**Extract:**
__________

Skip to content

Problem Restatement

The default failure is to solve a problem exactly as first stated, even though the first statement usually encodes a symptom, a presupposed solution, or one stakeholder’s view. Problem restatement is a deliberate interrupt before solving: generate several genuinely different formulations of the problem, each by a distinct move (change altitude, separate goal from implementation, shift stakeholder, invert, bound with is/is-not), then choose the most useful one to work on. The output is a problem frame set ending in a single chosen working frame, not a longer list and not prose.

  • The problem is ambiguous, ill-defined, or stated as a symptom.
  • The request names a solution (“build X”) but the underlying goal is unstated.
  • Solving the wrong problem would be costly; this is upstream of significant work.
  • At the start of most reframing, discovery, or strategy workflows.
  • The problem is already well-defined and validated; reframing a correct, clear problem wastes effort and manufactures doubt.
  • For trivial or fully reversible tasks where a wrong frame costs little.
  • To generate solutions (use an ideation skill) or to choose among them (use a decision skill); this tool only sharpens the problem.
  • As endless reframing that avoids ever committing to solve. Restatement that never selects a working frame is the main failure mode.

When asked to restate or reframe a problem, follow these steps:

  1. Capture the problem as given. Record it verbatim. Note who framed it and whether it names a symptom or a presupposed solution.

__________

**Data section:**

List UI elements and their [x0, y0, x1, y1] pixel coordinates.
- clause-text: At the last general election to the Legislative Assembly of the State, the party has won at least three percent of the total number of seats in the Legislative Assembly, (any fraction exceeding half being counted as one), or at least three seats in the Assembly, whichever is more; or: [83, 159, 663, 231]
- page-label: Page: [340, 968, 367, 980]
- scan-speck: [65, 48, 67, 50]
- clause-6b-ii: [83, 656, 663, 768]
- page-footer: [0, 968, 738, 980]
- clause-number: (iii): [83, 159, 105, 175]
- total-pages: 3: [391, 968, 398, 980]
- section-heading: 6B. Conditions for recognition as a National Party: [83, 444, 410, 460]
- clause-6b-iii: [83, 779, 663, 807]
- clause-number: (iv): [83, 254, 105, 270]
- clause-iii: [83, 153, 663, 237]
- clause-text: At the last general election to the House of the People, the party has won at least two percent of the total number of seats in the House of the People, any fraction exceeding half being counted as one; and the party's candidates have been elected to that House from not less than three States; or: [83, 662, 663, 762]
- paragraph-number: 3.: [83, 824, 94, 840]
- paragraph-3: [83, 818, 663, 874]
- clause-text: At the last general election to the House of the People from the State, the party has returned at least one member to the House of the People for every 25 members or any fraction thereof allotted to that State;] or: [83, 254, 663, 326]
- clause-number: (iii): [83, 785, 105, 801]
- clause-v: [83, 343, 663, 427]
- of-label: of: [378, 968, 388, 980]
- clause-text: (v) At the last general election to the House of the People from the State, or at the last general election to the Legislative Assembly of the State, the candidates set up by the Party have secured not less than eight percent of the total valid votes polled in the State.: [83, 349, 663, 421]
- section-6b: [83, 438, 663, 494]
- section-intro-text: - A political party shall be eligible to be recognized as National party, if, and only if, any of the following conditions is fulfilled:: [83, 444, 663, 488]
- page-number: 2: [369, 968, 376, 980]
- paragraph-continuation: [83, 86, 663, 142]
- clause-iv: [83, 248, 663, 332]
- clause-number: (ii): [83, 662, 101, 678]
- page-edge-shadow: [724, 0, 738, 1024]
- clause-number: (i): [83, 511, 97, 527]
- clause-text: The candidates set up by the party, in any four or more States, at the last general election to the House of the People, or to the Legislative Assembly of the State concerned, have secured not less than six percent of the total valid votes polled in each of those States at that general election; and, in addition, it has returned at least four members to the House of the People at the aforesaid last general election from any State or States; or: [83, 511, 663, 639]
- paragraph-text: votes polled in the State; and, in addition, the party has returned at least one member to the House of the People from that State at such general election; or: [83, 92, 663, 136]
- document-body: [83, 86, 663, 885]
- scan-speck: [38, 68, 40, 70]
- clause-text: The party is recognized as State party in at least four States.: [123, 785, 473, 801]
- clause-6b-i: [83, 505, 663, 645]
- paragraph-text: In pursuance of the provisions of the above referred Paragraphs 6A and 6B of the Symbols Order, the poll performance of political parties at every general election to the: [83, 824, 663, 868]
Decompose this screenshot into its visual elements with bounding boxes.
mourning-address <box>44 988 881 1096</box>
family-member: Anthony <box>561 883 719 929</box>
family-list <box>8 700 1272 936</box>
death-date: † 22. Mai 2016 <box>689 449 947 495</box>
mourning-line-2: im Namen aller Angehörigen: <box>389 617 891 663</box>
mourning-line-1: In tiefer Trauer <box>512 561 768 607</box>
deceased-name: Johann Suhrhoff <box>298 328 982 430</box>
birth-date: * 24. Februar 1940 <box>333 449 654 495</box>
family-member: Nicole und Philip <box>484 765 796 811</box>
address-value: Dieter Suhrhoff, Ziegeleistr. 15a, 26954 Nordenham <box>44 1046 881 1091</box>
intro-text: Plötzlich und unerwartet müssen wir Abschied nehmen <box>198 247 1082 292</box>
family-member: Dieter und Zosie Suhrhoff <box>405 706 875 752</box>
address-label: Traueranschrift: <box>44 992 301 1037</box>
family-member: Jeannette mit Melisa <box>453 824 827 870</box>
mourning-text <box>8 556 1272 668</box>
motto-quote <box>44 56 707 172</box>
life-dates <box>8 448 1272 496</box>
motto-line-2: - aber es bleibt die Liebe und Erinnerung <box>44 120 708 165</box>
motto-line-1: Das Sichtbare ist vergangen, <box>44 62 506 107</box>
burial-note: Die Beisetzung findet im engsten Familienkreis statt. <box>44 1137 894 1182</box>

__________

Please answer these questions about the problem restatement text above:
1. What does the text name as the main failure mode?
2. What is the output of problem restatement?
3. In the first step, besides recording the problem verbatim, what two things should be noted?

**Task solution:**
1. Restatement that never selects a working frame.
2. A problem frame set ending in a single chosen working frame, not a longer list and not prose.
3. Who framed the problem, and whether it names a symptom or a presupposed solution.